**DATASET RECORDS:**
begin
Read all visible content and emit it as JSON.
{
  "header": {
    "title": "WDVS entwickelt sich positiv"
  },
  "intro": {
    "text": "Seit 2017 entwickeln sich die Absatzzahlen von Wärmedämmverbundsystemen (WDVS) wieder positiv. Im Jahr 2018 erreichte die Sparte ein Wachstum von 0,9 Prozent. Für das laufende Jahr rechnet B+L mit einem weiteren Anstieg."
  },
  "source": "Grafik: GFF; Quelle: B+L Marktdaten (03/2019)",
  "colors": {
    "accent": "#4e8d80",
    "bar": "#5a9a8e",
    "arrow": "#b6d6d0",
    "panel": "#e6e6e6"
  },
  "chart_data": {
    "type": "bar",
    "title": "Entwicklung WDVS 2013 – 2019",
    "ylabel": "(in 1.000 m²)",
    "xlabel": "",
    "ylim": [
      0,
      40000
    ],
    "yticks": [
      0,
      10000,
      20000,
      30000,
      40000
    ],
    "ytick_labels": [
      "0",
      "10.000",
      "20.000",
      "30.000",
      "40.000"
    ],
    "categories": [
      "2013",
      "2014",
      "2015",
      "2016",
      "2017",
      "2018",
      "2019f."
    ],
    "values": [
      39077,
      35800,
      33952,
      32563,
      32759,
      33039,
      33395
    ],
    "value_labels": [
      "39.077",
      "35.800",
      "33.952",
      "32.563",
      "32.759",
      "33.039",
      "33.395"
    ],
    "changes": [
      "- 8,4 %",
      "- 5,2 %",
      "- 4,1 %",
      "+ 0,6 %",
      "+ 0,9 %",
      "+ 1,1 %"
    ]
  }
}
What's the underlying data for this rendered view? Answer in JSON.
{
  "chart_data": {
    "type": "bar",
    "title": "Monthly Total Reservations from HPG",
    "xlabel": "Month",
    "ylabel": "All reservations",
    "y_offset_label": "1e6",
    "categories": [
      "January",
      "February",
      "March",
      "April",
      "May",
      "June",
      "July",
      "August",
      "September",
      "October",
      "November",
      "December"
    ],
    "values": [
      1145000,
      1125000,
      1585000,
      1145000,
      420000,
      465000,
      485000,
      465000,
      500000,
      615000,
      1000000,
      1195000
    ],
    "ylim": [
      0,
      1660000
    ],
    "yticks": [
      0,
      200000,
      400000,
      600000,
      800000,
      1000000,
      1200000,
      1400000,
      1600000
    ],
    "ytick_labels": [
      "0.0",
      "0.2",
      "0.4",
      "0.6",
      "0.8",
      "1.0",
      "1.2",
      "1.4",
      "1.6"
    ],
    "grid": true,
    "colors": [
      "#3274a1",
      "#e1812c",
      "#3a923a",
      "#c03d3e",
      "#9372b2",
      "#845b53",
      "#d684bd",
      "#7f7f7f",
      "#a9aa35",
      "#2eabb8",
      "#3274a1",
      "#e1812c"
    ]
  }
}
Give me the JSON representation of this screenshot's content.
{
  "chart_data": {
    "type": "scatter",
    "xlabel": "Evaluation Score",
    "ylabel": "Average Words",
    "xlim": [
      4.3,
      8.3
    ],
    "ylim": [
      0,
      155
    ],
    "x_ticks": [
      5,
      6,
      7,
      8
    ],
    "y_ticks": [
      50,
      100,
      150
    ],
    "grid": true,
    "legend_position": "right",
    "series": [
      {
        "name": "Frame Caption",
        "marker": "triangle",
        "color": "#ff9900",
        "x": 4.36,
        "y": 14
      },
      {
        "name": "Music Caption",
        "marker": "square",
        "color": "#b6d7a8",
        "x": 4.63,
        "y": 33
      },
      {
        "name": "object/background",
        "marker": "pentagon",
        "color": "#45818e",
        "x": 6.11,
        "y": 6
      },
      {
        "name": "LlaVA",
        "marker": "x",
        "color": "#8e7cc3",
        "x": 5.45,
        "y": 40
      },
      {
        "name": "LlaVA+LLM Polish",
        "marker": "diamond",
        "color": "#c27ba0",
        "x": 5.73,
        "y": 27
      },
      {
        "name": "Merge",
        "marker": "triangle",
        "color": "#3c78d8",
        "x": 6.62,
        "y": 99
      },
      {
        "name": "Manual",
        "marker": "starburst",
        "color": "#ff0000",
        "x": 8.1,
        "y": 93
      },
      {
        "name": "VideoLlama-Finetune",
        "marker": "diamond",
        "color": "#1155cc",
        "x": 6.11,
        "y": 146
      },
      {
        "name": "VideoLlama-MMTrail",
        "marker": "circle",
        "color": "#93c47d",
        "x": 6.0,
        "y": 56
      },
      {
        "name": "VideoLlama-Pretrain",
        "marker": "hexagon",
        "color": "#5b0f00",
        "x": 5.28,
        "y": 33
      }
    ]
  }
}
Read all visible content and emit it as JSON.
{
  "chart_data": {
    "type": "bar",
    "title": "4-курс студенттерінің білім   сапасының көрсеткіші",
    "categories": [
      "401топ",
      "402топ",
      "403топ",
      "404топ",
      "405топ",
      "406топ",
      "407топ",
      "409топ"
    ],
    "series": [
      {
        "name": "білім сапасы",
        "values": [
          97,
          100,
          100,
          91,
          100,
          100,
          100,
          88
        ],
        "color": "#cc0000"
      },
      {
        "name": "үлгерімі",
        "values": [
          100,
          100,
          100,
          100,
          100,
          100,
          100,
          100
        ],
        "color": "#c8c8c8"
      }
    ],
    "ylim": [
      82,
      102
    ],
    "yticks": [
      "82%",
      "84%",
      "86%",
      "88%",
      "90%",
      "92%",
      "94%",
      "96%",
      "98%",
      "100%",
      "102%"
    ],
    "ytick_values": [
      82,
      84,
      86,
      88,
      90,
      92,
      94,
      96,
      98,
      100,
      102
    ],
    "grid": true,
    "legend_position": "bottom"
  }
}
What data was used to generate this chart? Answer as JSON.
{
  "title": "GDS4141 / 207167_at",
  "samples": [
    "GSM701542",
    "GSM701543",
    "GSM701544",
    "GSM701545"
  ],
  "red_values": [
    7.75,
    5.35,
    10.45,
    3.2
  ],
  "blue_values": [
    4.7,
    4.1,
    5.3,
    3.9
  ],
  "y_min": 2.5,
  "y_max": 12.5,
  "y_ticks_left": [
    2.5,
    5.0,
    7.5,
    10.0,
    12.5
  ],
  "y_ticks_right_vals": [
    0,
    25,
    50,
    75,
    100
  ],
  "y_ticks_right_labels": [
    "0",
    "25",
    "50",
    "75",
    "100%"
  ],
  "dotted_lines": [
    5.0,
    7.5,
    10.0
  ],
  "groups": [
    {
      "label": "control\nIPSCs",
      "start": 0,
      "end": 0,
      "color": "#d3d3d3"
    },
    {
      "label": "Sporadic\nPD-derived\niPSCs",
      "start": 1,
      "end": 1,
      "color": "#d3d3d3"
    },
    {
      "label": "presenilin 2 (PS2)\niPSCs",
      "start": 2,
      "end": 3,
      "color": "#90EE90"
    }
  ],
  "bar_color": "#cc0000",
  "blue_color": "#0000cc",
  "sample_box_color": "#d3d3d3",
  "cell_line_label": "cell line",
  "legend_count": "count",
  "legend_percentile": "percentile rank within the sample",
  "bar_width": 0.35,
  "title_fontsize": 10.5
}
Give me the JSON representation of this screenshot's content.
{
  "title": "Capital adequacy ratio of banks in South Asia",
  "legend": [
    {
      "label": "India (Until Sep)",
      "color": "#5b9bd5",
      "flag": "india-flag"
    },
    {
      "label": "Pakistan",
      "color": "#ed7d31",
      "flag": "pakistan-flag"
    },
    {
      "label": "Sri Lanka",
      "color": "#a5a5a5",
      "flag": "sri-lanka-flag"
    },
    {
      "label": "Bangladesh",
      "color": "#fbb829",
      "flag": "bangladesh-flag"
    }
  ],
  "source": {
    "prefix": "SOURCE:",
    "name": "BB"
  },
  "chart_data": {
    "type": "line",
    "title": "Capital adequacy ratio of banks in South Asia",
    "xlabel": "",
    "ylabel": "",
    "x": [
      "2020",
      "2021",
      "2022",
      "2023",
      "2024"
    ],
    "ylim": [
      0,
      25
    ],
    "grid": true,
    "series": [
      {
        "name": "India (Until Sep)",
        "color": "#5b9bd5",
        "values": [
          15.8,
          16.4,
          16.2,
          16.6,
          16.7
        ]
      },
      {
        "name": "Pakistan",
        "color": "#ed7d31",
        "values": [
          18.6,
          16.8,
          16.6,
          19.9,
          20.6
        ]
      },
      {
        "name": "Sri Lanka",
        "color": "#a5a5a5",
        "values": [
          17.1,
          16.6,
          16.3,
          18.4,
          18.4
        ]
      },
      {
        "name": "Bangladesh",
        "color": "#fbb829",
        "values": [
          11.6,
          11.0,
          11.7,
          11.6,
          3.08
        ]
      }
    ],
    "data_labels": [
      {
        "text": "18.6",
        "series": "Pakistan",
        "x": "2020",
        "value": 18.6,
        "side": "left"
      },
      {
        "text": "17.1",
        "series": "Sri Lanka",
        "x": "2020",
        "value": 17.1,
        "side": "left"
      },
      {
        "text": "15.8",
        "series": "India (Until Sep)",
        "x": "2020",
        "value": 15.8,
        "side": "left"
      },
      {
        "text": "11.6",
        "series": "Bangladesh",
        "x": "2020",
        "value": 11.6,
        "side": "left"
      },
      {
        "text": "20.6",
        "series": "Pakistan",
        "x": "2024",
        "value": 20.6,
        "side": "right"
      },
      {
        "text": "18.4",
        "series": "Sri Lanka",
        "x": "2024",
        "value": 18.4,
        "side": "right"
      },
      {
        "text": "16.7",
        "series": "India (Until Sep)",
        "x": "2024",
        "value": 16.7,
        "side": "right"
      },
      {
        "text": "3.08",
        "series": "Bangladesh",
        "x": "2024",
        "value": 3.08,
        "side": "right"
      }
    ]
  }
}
end
Copy all lines in the listing above where the string "this" appears.

**TASK RESULT:**
What's the underlying data for this rendered view? Answer in JSON.
Give me the JSON representation of this screenshot's content.
What data was used to generate this chart? Answer as JSON.
Give me the JSON representation of this screenshot's content.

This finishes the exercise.